DATASET EXTRACT:
-- -- --
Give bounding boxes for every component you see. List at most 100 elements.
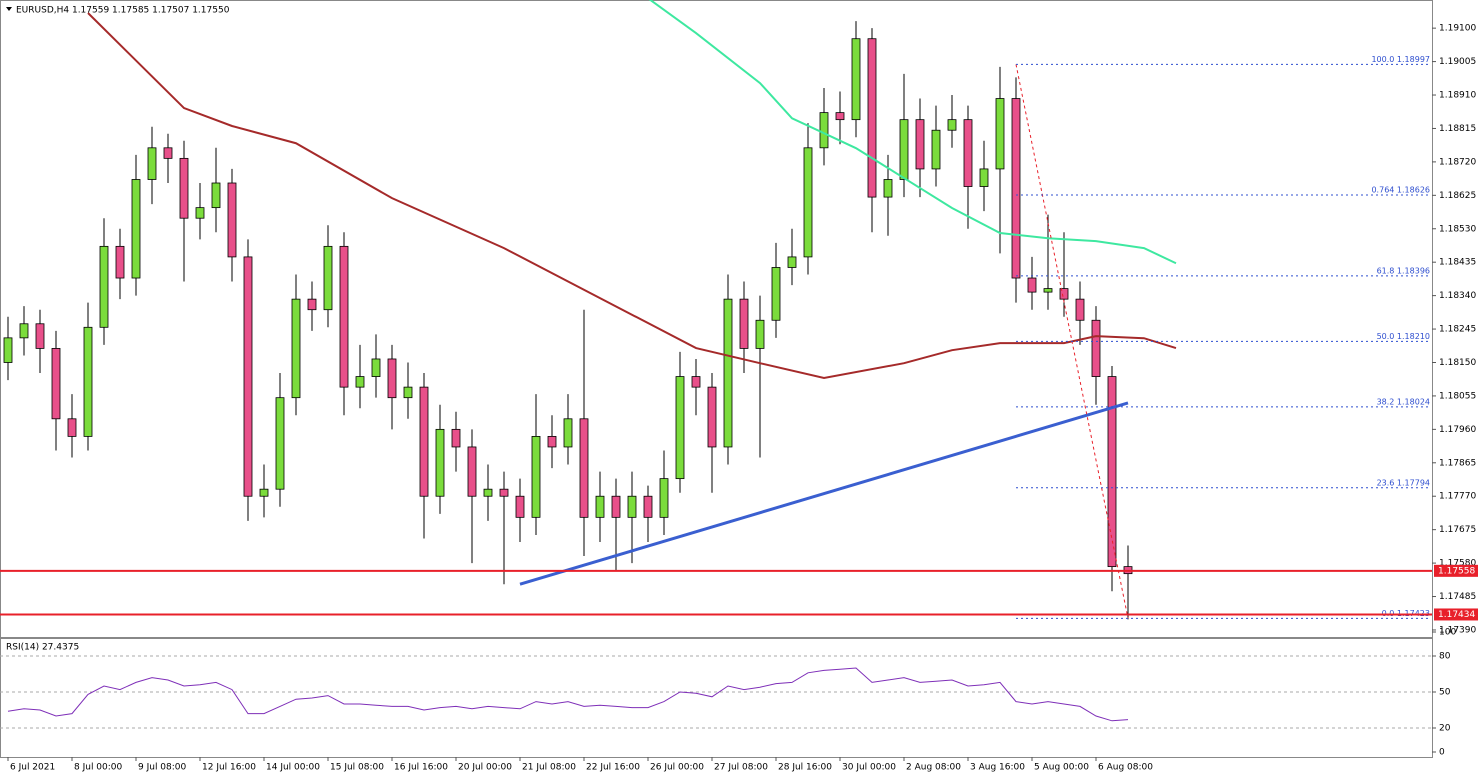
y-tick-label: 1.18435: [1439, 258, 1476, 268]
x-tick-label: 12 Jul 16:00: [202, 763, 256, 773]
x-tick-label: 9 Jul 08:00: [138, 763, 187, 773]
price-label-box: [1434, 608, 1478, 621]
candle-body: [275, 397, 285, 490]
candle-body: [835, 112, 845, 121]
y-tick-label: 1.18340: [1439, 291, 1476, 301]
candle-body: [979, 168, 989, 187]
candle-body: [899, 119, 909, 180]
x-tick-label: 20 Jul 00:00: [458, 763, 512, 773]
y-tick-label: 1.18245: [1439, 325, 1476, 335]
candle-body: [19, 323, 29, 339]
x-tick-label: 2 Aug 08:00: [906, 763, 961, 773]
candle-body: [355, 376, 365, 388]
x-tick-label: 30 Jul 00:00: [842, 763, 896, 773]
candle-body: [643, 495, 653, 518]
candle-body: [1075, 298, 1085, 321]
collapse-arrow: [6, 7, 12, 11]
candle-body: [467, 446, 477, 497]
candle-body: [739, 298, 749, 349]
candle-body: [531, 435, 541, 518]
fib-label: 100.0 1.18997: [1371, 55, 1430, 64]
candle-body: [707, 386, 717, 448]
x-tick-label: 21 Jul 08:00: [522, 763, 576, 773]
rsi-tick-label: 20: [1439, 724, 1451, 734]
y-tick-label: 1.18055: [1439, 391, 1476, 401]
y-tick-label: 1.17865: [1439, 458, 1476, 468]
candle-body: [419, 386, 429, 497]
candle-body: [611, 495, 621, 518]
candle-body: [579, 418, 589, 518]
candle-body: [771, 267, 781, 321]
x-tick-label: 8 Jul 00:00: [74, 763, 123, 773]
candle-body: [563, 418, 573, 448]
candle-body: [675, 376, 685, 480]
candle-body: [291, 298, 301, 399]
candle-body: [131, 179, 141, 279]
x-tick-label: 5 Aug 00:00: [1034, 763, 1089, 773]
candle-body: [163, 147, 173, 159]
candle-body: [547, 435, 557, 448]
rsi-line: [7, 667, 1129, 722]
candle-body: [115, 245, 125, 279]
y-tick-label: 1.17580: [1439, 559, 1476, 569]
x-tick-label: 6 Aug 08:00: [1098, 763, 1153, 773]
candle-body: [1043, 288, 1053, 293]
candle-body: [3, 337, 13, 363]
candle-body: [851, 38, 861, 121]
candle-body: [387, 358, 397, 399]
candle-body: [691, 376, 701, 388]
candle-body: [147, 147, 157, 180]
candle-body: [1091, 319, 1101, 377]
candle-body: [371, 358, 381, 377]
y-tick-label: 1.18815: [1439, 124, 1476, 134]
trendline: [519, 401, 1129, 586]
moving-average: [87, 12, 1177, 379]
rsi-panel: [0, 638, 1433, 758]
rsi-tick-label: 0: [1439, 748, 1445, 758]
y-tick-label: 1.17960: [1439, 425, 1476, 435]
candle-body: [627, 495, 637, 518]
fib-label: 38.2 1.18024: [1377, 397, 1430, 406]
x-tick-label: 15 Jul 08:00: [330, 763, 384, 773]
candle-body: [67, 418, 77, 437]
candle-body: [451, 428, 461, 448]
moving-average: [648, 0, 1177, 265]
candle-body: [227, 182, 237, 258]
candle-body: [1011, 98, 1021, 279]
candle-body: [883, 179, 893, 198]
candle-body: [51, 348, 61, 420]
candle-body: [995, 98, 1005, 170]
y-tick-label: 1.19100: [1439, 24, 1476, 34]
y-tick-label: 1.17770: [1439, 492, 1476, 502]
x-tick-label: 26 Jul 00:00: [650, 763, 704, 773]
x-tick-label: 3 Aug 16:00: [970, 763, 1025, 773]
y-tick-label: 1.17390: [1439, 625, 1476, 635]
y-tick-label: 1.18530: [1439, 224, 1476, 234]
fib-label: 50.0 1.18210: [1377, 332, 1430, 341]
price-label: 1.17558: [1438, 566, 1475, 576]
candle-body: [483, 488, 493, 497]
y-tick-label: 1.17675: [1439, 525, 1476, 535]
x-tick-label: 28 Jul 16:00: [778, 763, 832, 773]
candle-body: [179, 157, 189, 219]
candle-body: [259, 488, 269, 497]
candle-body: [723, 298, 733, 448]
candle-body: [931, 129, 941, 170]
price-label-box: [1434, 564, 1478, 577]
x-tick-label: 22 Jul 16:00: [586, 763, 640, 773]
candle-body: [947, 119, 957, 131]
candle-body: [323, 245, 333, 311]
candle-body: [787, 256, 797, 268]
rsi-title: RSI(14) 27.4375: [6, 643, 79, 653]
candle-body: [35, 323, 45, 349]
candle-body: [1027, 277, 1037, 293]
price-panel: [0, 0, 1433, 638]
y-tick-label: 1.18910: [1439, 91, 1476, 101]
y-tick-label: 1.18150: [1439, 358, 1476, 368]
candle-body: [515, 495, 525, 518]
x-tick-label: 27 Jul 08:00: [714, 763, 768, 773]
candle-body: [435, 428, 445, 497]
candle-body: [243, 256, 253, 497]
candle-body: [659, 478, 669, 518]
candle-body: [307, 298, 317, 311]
-- -- --
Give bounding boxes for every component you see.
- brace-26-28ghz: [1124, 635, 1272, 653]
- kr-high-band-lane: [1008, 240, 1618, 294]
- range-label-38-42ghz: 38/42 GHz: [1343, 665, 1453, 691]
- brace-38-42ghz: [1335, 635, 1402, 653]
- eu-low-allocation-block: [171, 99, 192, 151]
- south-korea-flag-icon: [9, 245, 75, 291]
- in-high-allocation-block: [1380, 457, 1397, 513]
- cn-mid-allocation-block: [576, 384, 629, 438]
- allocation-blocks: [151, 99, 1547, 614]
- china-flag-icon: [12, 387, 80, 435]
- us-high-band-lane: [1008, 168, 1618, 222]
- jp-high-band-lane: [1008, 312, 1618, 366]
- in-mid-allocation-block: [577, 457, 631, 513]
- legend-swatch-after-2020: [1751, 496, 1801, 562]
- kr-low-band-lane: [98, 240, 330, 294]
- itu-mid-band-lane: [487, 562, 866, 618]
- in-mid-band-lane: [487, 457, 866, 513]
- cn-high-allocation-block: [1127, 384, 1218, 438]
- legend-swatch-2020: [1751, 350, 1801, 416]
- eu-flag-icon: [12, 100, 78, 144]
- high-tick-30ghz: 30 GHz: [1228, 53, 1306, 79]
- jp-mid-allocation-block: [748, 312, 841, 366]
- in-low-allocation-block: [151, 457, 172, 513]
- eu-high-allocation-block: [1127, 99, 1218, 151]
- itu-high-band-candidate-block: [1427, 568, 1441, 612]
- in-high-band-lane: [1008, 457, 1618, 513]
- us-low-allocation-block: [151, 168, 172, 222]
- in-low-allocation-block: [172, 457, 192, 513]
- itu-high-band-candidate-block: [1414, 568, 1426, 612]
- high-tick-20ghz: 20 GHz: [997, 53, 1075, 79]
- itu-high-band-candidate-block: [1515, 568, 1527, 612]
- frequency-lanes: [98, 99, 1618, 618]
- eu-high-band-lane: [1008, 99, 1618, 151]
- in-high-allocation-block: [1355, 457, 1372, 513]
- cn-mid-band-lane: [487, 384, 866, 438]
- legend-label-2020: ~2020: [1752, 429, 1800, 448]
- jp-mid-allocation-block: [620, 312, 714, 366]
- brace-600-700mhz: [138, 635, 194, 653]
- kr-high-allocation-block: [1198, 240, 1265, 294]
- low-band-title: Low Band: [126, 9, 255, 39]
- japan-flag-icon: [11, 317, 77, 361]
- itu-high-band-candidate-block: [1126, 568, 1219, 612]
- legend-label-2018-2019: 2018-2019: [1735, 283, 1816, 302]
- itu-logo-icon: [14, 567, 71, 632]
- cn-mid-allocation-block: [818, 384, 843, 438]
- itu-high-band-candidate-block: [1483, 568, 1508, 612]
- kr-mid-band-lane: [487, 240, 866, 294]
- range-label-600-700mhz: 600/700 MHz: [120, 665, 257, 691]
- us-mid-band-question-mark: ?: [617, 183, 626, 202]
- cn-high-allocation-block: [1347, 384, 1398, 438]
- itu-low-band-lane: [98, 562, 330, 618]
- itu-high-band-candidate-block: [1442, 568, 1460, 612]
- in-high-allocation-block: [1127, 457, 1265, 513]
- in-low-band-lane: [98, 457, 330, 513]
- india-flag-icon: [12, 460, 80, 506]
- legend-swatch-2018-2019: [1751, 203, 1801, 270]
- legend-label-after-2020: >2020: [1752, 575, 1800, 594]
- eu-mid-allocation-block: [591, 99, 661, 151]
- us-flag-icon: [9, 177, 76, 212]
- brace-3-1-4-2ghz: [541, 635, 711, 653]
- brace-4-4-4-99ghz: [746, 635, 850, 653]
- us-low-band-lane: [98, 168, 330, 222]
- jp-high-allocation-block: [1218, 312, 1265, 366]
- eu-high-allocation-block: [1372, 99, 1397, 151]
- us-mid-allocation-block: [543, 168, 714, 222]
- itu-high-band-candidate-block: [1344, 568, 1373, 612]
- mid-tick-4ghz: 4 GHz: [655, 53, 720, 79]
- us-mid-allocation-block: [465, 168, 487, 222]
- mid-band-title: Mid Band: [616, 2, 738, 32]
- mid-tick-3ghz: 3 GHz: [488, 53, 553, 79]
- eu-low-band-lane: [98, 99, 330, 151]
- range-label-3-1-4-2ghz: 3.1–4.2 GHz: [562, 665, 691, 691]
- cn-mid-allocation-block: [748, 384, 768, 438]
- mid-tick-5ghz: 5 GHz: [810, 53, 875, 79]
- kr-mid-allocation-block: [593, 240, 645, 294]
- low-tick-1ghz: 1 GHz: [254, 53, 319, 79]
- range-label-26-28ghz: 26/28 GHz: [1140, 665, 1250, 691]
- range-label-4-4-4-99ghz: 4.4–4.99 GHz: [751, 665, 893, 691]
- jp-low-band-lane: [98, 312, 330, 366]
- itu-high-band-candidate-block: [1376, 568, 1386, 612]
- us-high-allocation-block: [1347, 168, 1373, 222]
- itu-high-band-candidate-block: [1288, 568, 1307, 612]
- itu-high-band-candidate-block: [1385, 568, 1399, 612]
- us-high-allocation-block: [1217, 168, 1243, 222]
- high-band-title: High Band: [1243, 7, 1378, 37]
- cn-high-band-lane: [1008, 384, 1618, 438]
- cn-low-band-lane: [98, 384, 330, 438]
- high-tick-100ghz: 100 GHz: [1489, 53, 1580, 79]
-- -- --
Give the stretch of the listing from the line containing "y-tick-label: 1.18435: [1439, 258, 1476, 268]" through the line containing "rsi-tick-label: 20: [1439, 724, 1451, 734]", both included, as a numbered list with blank lines left out.

WRITTEN ANSWER:
1. y-tick-label: 1.18435: [1439, 258, 1476, 268]
2. x-tick-label: 12 Jul 16:00: [202, 763, 256, 773]
3. x-tick-label: 9 Jul 08:00: [138, 763, 187, 773]
4. price-label-box: [1434, 608, 1478, 621]
5. candle-body: [275, 397, 285, 490]
6. candle-body: [835, 112, 845, 121]
7. y-tick-label: 1.18340: [1439, 291, 1476, 301]
8. candle-body: [979, 168, 989, 187]
9. candle-body: [899, 119, 909, 180]
10. x-tick-label: 20 Jul 00:00: [458, 763, 512, 773]
11. y-tick-label: 1.18245: [1439, 325, 1476, 335]
12. candle-body: [19, 323, 29, 339]
13. x-tick-label: 2 Aug 08:00: [906, 763, 961, 773]
14. candle-body: [355, 376, 365, 388]
15. x-tick-label: 30 Jul 00:00: [842, 763, 896, 773]
16. candle-body: [643, 495, 653, 518]
17. candle-body: [1075, 298, 1085, 321]
18. collapse-arrow: [6, 7, 12, 11]
19. candle-body: [467, 446, 477, 497]
20. candle-body: [739, 298, 749, 349]
21. candle-body: [531, 435, 541, 518]
22. fib-label: 100.0 1.18997: [1371, 55, 1430, 64]
23. candle-body: [707, 386, 717, 448]
24. x-tick-label: 21 Jul 08:00: [522, 763, 576, 773]
25. rsi-tick-label: 20: [1439, 724, 1451, 734]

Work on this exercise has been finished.